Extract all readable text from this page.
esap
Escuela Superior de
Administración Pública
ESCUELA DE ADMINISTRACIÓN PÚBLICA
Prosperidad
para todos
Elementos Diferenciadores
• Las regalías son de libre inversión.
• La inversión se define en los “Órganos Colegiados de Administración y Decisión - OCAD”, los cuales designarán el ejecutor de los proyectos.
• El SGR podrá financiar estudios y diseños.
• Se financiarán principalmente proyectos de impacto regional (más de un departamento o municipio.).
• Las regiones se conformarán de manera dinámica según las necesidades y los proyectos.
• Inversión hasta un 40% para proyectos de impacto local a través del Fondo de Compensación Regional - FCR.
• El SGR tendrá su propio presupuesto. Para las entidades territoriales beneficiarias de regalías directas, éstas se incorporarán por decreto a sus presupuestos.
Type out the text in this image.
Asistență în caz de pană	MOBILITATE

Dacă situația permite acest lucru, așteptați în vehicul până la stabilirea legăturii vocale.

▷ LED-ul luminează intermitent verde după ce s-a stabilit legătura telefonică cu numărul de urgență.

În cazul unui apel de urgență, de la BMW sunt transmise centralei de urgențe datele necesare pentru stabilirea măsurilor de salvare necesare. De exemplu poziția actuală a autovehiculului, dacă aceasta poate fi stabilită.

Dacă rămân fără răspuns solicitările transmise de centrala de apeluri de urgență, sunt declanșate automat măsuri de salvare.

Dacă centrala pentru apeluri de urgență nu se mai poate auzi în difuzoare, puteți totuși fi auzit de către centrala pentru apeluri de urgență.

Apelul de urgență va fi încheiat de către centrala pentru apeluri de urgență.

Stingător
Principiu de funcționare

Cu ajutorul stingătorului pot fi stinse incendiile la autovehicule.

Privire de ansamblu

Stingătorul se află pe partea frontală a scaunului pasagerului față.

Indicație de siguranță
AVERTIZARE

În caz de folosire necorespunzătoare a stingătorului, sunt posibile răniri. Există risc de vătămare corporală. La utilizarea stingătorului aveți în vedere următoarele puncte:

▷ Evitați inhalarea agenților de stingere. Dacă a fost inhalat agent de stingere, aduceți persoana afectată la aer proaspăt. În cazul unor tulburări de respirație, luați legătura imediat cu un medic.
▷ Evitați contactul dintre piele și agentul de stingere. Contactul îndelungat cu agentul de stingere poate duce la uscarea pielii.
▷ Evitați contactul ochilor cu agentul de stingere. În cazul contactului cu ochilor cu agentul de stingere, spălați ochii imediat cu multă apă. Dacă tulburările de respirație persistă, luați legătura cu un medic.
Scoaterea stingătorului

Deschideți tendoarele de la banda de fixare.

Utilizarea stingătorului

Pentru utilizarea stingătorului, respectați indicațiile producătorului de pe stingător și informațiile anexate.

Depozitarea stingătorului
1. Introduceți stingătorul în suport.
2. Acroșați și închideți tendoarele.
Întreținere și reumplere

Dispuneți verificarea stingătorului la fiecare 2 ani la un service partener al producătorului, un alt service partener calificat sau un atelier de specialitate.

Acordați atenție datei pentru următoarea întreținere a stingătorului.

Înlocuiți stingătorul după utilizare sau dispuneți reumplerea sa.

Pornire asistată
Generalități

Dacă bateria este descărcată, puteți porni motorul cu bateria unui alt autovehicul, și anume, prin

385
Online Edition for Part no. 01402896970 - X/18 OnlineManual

-=-=-

INSTRUCTIONS FOR THE TASK »
Locate the lines above that contain "luați" and copy them.

THE RESPONSE »
▷ Evitați inhalarea agenților de stingere. Dacă a fost inhalat agent de stingere, aduceți persoana afectată la aer proaspăt. În cazul unor tulburări de respirație, luați legătura imediat cu un medic.
▷ Evitați contactul ochilor cu agentul de stingere. În cazul contactului cu ochilor cu agentul de stingere, spălați ochii imediat cu multă apă. Dacă tulburările de respirație persistă, luați legătura cu un medic.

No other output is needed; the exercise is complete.